▸ **TASK TO CARRY OUT**: For each line in the data below that holds "name", return a copy.

[Stored items from a collection]
* Begin *

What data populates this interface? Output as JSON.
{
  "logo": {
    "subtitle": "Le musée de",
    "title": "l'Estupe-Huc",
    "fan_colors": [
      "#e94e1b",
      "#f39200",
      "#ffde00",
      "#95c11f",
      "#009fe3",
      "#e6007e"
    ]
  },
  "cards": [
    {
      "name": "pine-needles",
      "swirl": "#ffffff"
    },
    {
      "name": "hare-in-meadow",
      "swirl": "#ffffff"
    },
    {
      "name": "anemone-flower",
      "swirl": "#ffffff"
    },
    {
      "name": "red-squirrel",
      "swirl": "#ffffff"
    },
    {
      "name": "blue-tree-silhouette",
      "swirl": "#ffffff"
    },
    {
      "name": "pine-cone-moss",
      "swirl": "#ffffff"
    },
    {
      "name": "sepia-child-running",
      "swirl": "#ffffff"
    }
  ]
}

* End *

▸ **RESULT OF THIS EXERCISE**:
      "name": "pine-needles",
      "name": "hare-in-meadow",
      "name": "anemone-flower",
      "name": "red-squirrel",
      "name": "blue-tree-silhouette",
      "name": "pine-cone-moss",
      "name": "sepia-child-running",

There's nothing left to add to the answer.